WRITTEN TASK 1
State how many lines of the rows contain the string "level", matching case exactly, and give only that number.

DOCUMENT EXTRACT
◇ ◇ ◇ ◇ ◇

Common use of Assignment of Certain Purchased Assets Clause in Contracts

Assignment of Certain Purchased Assets. Notwithstanding any other provision of this Agreement to the contrary, this Agreement shall not constitute an agreement to convey, assign, transfer or deliver to the applicable Buyer any Purchased Asset or any claim or right or any benefit arising thereunder or resulting therefrom if an attempted conveyance, assignment, transfer or delivery thereof, or an agreement to do any of the foregoing, without the consent of a third party (including any Governmental Entity), would constitute a breach or other contravention thereof or a violation of Law or would in any way adversely affect the rights of the applicable Buyer (as assignee or transferee of the Company, or otherwise) thereto or thereunder. The Company will use its reasonable best efforts to obtain any consent necessary for the conveyance, assignment, transfer or delivery of any such Purchased Asset, claim, right or benefit to the applicable Buyer. If, on the Closing Date, any such consent is not obtained, or if an attempted conveyance, assignment, transfer or delivery thereof or performance thereof by the applicable Buyer would be ineffective or a violation of Law or would adversely affect the rights of the applicable Buyer thereto or thereunder so that the applicable Buyer would not in fact receive all such rights, the Company and the applicable Buyer will cooperate in a mutually acceptable arrangement under which the applicable Buyer would, in compliance with Law, obtain the benefits and assume the obligations and bear the economic burdens associated with such Purchased Asset, claim, right or benefit in accordance with this Agreement, including subcontracting, sublicensing or subleasing to the applicable Buyer, or under which the Company would enforce for the benefit (and at the expense) of the applicable Buyer its rights against a third party (including any Governmental Entity) associated with such Purchased Asset, claim, right or benefit, and the Company would promptly pay to the applicable Buyer when received all monies received by them under any such Purchased Asset, claim, right or benefit. Notwithstanding the foregoing, any such Purchased Asset shall be conveyed, assigned, transferred and delivered to the applicable Buyer upon receipt of the requisite consent unless such attempted contribution, conveyance, assignment, transfer or delivery thereof would be ineffective or a violation of Law or would adversely affect the rights of the applicable Buyer.

◇ ◇ ◇ ◇ ◇

(Annotated region listings)
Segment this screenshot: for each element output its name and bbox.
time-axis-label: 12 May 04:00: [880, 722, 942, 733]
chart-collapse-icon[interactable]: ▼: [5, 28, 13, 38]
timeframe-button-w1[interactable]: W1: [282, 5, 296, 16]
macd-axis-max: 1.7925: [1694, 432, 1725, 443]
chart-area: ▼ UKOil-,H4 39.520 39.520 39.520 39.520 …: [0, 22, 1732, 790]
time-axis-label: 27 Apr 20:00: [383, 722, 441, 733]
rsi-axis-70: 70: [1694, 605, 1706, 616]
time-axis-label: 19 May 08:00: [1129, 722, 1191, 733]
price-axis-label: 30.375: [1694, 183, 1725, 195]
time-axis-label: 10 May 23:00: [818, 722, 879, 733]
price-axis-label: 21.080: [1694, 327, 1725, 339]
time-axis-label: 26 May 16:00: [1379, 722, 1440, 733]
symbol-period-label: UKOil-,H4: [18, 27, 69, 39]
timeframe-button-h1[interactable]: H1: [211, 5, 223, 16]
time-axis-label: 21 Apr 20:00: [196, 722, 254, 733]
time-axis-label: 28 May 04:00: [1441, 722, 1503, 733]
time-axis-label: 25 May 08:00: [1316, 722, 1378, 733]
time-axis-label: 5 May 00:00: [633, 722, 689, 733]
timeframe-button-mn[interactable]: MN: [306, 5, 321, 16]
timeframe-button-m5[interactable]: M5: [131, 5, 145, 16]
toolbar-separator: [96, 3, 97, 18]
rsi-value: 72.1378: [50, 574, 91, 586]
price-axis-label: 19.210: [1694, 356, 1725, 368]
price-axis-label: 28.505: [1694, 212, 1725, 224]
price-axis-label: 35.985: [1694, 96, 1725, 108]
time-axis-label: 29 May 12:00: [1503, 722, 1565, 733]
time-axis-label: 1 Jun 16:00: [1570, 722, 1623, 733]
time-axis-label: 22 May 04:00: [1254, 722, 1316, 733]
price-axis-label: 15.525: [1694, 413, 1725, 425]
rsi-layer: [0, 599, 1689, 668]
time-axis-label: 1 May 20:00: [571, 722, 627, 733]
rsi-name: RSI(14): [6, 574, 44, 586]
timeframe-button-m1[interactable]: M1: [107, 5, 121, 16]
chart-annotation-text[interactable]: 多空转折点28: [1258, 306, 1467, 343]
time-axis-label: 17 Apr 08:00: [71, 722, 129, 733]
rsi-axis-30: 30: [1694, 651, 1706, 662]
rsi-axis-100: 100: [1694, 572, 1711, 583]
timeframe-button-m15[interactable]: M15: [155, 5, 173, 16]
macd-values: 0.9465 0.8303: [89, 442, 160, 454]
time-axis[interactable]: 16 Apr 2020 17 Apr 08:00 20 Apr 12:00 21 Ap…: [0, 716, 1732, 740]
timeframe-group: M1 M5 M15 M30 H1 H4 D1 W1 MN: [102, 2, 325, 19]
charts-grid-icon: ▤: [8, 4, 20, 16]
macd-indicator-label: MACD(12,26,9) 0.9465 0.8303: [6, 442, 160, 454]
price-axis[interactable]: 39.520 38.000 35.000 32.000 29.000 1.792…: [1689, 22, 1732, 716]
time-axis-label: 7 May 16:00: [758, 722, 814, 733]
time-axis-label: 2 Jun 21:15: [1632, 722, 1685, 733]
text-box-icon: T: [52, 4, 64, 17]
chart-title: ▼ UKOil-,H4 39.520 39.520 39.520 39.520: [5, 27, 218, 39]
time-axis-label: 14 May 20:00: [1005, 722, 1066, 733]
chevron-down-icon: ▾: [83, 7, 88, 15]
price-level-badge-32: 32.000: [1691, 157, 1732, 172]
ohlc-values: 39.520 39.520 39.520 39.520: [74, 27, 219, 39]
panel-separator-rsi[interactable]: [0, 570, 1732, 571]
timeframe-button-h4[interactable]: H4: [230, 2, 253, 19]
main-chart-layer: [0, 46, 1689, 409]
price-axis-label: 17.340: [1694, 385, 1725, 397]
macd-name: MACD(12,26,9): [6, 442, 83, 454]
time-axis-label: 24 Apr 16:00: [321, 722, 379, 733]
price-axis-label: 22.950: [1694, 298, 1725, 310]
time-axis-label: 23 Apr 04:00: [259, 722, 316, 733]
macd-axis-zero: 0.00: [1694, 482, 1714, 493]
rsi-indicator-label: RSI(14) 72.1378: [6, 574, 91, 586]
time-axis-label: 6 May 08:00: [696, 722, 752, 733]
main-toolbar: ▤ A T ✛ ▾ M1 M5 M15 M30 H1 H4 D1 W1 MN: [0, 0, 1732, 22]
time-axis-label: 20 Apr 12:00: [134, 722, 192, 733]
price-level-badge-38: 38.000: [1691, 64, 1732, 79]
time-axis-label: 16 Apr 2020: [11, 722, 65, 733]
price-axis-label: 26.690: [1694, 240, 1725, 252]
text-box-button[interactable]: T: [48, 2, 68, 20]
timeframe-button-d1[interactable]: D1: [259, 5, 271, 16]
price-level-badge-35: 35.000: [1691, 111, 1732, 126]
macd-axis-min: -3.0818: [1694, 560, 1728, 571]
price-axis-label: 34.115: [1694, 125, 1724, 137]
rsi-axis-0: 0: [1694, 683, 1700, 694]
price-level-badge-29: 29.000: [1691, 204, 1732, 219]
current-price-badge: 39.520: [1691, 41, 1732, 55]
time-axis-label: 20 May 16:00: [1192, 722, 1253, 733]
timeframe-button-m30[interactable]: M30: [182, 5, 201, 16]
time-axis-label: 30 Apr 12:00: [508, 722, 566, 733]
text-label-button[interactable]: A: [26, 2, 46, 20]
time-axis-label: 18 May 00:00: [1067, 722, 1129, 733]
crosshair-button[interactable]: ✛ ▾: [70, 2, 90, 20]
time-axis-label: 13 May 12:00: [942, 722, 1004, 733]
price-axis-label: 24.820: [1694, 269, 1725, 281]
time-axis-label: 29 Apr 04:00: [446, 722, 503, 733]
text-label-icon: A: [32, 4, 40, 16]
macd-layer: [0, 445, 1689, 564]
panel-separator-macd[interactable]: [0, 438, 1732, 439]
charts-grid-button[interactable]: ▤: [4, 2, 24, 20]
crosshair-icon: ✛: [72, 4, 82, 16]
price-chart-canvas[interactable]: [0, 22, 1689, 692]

◇ ◇ ◇ ◇ ◇

WRITTEN TASK 2
In the clause on assignment of certain purchased assets, what will the Company use its reasonable best efforts to obtain?

REPLY 1
4

REPLY 2
Any consent necessary for the conveyance, assignment, transfer or delivery of any such Purchased Asset, claim, right or benefit to the applicable Buyer.